Task goal => Comb through the entries for "content" and pull out each line that holds it.

# START OF Supplied material

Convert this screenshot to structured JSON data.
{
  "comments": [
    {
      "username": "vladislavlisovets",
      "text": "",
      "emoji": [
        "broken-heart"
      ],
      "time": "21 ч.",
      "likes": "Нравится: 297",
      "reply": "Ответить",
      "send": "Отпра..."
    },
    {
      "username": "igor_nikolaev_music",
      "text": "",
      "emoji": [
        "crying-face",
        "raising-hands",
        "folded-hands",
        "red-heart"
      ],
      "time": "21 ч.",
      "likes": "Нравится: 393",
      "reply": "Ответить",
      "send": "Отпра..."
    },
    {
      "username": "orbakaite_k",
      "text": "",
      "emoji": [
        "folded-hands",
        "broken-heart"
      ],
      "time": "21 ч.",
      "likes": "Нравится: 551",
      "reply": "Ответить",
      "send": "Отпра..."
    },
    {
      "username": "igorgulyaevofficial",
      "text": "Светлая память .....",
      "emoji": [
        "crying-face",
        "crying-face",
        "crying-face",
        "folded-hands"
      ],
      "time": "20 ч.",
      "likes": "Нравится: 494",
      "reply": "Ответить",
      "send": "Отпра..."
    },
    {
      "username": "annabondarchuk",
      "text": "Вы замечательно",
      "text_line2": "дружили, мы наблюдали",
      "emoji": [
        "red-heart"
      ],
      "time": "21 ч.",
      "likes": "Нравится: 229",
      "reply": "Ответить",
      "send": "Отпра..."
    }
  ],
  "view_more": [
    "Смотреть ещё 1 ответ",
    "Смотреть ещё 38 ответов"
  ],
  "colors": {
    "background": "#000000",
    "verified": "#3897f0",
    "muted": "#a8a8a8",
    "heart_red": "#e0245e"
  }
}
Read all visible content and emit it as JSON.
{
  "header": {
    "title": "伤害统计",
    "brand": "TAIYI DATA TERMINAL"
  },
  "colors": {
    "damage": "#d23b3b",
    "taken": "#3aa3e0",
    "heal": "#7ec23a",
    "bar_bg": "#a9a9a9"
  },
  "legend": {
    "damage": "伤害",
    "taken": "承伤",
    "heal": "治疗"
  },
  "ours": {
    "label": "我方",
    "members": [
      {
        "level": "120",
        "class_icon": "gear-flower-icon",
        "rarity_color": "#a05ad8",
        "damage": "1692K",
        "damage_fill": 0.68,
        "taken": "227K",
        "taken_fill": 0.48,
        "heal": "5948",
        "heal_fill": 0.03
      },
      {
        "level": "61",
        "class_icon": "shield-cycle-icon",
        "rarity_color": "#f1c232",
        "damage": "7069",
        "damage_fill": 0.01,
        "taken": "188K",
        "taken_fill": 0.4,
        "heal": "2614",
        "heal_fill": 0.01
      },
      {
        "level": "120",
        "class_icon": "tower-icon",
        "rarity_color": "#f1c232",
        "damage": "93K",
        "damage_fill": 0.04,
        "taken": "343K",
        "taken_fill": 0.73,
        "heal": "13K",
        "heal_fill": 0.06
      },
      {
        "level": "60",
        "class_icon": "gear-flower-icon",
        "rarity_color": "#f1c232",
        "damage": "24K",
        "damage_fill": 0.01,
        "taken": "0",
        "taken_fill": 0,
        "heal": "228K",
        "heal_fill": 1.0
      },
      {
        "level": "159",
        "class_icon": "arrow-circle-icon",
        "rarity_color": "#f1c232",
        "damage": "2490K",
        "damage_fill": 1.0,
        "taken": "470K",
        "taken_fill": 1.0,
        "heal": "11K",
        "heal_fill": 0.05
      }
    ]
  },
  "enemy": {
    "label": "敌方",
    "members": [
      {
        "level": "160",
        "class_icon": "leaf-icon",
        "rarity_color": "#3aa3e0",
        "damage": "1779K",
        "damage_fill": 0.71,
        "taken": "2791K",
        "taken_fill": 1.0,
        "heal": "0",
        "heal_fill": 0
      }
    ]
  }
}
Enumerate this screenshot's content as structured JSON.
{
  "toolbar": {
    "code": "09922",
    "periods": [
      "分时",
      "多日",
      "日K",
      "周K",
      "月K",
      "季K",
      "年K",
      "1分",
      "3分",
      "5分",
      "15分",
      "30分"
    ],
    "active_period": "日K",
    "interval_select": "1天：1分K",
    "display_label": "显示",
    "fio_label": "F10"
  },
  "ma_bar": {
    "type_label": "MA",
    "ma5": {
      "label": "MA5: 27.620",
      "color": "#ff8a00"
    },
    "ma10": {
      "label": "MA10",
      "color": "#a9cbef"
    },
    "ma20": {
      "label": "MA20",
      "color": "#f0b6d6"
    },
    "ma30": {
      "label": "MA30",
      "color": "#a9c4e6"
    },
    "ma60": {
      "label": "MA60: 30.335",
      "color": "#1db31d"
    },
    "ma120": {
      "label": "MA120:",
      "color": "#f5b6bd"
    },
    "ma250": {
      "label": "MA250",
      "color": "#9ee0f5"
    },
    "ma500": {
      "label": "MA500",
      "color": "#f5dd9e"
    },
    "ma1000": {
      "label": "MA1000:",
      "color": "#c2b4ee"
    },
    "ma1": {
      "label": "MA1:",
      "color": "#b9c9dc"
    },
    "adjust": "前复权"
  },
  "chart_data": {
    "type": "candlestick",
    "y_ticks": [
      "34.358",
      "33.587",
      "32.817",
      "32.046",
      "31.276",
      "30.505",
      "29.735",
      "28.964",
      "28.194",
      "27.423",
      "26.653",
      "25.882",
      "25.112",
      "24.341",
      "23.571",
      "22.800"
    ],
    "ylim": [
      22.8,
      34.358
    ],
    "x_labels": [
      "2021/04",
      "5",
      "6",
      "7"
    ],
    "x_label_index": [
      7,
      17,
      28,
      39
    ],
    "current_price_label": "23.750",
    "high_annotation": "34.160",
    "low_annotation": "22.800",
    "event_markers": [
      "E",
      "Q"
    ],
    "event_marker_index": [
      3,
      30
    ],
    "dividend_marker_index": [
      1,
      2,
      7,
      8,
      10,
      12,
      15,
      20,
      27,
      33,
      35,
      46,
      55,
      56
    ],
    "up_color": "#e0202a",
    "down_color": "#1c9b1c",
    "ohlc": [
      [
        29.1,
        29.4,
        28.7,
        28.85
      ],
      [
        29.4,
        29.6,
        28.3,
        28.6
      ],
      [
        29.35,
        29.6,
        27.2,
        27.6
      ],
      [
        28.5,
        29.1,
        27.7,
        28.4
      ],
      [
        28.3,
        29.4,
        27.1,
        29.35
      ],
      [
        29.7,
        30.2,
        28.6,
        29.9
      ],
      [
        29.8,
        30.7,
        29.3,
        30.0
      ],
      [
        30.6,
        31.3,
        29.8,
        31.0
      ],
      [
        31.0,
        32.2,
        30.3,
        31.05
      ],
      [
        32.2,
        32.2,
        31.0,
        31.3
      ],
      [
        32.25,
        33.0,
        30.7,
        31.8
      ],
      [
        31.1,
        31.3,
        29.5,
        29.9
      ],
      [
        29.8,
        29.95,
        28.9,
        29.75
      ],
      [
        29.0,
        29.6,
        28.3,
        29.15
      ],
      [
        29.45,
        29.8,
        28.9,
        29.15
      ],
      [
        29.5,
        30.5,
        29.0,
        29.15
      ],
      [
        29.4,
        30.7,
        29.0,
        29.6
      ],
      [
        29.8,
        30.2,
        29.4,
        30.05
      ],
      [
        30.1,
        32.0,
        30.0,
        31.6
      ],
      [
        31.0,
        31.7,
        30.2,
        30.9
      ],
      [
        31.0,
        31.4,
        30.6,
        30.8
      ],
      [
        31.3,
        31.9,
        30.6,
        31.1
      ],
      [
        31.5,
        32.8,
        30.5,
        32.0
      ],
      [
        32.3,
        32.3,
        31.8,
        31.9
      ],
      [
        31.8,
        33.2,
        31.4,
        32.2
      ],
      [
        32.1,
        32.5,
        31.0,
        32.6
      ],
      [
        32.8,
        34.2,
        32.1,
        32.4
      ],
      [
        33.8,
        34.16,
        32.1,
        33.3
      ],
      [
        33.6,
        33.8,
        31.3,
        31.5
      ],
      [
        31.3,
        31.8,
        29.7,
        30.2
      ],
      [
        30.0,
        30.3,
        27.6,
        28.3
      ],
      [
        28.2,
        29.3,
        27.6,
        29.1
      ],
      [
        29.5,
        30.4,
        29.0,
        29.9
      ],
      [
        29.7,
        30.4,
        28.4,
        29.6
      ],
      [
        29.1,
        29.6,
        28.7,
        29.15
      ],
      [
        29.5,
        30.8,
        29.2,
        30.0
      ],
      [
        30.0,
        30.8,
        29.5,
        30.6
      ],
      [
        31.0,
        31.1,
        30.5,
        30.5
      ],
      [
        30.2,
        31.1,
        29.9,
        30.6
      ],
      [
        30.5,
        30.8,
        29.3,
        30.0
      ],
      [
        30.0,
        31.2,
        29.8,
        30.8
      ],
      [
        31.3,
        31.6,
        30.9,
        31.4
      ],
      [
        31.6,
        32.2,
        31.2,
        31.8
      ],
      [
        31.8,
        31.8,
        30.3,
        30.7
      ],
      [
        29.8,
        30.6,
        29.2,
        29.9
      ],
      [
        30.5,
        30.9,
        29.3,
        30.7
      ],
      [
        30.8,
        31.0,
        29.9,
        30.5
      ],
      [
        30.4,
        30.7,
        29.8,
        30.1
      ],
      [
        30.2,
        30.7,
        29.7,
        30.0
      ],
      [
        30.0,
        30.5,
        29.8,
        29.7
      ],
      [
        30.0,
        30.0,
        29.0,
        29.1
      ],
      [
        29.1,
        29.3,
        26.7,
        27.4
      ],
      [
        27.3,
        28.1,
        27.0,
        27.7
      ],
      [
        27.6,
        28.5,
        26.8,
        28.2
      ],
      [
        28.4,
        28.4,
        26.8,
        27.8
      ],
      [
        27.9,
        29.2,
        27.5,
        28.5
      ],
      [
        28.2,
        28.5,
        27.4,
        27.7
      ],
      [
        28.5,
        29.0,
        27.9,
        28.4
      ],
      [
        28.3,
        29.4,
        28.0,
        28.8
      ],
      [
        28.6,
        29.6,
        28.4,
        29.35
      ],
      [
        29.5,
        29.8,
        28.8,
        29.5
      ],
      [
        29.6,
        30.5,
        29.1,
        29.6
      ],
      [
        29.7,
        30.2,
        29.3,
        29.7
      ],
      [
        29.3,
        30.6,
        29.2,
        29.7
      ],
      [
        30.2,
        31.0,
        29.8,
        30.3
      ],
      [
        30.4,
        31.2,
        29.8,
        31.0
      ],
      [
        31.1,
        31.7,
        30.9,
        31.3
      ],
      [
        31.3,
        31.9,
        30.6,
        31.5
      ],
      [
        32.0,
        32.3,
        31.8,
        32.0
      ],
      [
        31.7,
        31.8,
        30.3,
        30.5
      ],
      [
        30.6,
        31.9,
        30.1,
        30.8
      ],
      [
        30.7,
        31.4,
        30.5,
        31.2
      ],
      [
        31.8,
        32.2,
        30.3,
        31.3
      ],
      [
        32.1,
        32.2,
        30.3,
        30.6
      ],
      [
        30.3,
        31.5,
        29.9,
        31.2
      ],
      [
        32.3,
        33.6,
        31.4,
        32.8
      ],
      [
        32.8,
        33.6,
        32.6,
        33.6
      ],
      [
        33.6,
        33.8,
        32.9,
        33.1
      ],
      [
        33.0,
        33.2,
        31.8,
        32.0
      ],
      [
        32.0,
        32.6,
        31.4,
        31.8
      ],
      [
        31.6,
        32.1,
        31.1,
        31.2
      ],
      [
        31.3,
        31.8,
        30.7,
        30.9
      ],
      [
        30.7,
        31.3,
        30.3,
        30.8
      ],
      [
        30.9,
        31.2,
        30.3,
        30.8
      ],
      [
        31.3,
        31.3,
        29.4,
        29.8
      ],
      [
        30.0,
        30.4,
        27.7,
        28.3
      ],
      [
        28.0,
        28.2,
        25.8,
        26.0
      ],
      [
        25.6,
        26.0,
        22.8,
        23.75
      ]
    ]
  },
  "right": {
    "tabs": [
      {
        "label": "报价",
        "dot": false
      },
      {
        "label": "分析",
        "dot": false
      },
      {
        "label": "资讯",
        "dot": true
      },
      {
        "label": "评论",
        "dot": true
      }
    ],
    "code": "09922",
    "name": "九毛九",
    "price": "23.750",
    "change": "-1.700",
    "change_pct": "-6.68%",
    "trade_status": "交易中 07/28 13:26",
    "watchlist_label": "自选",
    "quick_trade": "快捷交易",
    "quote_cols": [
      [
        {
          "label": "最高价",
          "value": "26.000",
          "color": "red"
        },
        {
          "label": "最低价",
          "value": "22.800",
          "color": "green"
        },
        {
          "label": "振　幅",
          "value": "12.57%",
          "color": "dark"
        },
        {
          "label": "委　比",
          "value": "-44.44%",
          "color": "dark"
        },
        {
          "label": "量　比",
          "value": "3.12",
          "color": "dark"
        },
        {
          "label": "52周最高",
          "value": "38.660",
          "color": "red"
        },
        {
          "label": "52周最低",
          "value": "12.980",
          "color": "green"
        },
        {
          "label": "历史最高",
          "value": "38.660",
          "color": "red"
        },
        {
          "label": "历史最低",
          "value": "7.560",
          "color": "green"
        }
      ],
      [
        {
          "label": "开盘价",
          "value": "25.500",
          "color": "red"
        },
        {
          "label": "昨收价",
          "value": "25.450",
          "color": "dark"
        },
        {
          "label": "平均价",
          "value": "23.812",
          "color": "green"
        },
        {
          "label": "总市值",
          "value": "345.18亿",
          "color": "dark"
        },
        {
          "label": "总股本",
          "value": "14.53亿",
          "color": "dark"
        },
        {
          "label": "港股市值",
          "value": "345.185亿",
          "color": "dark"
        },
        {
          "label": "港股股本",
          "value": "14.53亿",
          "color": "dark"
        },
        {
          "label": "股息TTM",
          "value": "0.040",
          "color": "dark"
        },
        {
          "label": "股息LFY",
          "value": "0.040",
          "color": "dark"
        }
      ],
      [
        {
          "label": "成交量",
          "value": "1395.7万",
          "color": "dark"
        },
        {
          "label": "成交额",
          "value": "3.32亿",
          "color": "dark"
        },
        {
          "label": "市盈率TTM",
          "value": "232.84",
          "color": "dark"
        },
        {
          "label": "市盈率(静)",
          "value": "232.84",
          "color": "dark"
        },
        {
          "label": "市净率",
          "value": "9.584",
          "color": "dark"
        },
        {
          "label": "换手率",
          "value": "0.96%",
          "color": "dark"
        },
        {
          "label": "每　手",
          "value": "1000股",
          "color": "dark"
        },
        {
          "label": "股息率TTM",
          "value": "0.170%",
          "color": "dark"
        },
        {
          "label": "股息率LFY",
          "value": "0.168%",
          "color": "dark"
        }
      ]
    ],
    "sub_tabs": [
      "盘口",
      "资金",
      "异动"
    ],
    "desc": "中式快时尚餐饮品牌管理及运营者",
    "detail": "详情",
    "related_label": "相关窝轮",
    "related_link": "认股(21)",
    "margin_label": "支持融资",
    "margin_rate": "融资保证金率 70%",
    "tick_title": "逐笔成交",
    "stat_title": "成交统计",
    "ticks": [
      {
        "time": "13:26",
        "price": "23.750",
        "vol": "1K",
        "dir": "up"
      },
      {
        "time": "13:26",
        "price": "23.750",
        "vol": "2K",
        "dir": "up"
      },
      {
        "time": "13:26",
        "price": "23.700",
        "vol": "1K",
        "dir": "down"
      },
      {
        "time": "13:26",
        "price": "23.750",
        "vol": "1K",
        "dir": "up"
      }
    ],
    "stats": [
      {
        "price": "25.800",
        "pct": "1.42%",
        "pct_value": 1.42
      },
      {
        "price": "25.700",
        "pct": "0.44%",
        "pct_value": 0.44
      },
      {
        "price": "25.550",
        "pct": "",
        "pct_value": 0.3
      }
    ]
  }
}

# END OF Supplied material

Final result =>
Read all visible content and emit it as JSON.
Enumerate this screenshot's content as structured JSON.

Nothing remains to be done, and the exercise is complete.